Data records
___

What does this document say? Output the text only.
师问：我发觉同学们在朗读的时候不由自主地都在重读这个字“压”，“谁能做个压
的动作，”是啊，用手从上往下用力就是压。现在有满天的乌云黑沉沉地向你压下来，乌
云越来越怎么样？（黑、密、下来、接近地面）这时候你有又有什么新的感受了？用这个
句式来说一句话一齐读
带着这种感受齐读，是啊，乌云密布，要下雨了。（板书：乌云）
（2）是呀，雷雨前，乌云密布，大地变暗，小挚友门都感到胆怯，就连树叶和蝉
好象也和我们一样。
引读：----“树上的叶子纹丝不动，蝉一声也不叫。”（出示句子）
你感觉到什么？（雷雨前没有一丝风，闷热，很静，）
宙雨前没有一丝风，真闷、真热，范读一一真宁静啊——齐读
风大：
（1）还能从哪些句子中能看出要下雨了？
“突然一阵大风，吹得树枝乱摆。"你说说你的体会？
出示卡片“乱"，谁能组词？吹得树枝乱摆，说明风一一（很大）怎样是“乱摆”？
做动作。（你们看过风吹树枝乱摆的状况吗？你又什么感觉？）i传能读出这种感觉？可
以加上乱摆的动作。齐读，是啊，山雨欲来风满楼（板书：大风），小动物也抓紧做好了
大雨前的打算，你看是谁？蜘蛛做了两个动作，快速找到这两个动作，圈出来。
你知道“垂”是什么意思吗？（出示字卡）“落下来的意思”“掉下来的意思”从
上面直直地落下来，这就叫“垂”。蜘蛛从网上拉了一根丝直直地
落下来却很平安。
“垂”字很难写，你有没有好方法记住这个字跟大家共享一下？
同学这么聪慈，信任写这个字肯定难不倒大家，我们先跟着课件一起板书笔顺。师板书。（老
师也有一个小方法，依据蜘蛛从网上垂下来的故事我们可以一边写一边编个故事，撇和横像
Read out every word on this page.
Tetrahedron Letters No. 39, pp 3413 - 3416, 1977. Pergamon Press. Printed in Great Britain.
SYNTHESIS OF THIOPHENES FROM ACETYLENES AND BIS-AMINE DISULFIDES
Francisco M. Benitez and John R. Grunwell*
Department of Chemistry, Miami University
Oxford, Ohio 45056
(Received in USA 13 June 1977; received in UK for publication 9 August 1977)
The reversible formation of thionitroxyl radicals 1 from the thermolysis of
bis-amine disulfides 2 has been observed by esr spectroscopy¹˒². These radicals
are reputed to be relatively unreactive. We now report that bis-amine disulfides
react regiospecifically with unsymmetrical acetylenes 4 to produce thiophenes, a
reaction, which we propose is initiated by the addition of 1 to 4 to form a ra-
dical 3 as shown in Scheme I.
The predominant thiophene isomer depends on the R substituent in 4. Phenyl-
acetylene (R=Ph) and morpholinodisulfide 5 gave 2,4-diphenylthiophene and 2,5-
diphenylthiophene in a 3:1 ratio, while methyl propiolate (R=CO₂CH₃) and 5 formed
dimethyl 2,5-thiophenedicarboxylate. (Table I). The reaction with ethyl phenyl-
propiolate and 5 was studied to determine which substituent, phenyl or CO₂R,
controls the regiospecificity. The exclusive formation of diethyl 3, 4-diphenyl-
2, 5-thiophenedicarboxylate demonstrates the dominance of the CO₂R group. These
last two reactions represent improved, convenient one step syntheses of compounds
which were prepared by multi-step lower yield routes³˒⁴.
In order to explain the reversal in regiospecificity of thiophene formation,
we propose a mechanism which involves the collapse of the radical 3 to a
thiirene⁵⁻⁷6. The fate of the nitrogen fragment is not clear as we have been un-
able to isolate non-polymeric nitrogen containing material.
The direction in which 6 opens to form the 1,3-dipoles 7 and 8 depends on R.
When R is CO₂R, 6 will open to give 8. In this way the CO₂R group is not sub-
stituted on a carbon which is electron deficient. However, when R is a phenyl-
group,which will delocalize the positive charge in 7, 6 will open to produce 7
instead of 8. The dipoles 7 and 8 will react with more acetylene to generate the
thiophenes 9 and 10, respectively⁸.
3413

___

-- Exercise brief --
Write each line above out exactly.

-- Worked solution --
What does this document say? Output the text only.
师问：我发觉同学们在朗读的时候不由自主地都在重读这个字“压”，“谁能做个压
的动作，”是啊，用手从上往下用力就是压。现在有满天的乌云黑沉沉地向你压下来，乌
云越来越怎么样？（黑、密、下来、接近地面）这时候你有又有什么新的感受了？用这个
句式来说一句话一齐读
带着这种感受齐读，是啊，乌云密布，要下雨了。（板书：乌云）
（2）是呀，雷雨前，乌云密布，大地变暗，小挚友门都感到胆怯，就连树叶和蝉
好象也和我们一样。
引读：----“树上的叶子纹丝不动，蝉一声也不叫。”（出示句子）
你感觉到什么？（雷雨前没有一丝风，闷热，很静，）
宙雨前没有一丝风，真闷、真热，范读一一真宁静啊——齐读
风大：
（1）还能从哪些句子中能看出要下雨了？
“突然一阵大风，吹得树枝乱摆。"你说说你的体会？
出示卡片“乱"，谁能组词？吹得树枝乱摆，说明风一一（很大）怎样是“乱摆”？
做动作。（你们看过风吹树枝乱摆的状况吗？你又什么感觉？）i传能读出这种感觉？可
以加上乱摆的动作。齐读，是啊，山雨欲来风满楼（板书：大风），小动物也抓紧做好了
大雨前的打算，你看是谁？蜘蛛做了两个动作，快速找到这两个动作，圈出来。
你知道“垂”是什么意思吗？（出示字卡）“落下来的意思”“掉下来的意思”从
上面直直地落下来，这就叫“垂”。蜘蛛从网上拉了一根丝直直地
落下来却很平安。
“垂”字很难写，你有没有好方法记住这个字跟大家共享一下？
同学这么聪慈，信任写这个字肯定难不倒大家，我们先跟着课件一起板书笔顺。师板书。（老
师也有一个小方法，依据蜘蛛从网上垂下来的故事我们可以一边写一边编个故事，撇和横像
Read out every word on this page.
Tetrahedron Letters No. 39, pp 3413 - 3416, 1977. Pergamon Press. Printed in Great Britain.
SYNTHESIS OF THIOPHENES FROM ACETYLENES AND BIS-AMINE DISULFIDES
Francisco M. Benitez and John R. Grunwell*
Department of Chemistry, Miami University
Oxford, Ohio 45056
(Received in USA 13 June 1977; received in UK for publication 9 August 1977)
The reversible formation of thionitroxyl radicals 1 from the thermolysis of
bis-amine disulfides 2 has been observed by esr spectroscopy¹˒². These radicals
are reputed to be relatively unreactive. We now report that bis-amine disulfides
react regiospecifically with unsymmetrical acetylenes 4 to produce thiophenes, a
reaction, which we propose is initiated by the addition of 1 to 4 to form a ra-
dical 3 as shown in Scheme I.
The predominant thiophene isomer depends on the R substituent in 4. Phenyl-
acetylene (R=Ph) and morpholinodisulfide 5 gave 2,4-diphenylthiophene and 2,5-
diphenylthiophene in a 3:1 ratio, while methyl propiolate (R=CO₂CH₃) and 5 formed
dimethyl 2,5-thiophenedicarboxylate. (Table I). The reaction with ethyl phenyl-
propiolate and 5 was studied to determine which substituent, phenyl or CO₂R,
controls the regiospecificity. The exclusive formation of diethyl 3, 4-diphenyl-
2, 5-thiophenedicarboxylate demonstrates the dominance of the CO₂R group. These
last two reactions represent improved, convenient one step syntheses of compounds
which were prepared by multi-step lower yield routes³˒⁴.
In order to explain the reversal in regiospecificity of thiophene formation,
we propose a mechanism which involves the collapse of the radical 3 to a
thiirene⁵⁻⁷6. The fate of the nitrogen fragment is not clear as we have been un-
able to isolate non-polymeric nitrogen containing material.
The direction in which 6 opens to form the 1,3-dipoles 7 and 8 depends on R.
When R is CO₂R, 6 will open to give 8. In this way the CO₂R group is not sub-
stituted on a carbon which is electron deficient. However, when R is a phenyl-
group,which will delocalize the positive charge in 7, 6 will open to produce 7
instead of 8. The dipoles 7 and 8 will react with more acetylene to generate the
thiophenes 9 and 10, respectively⁸.
3413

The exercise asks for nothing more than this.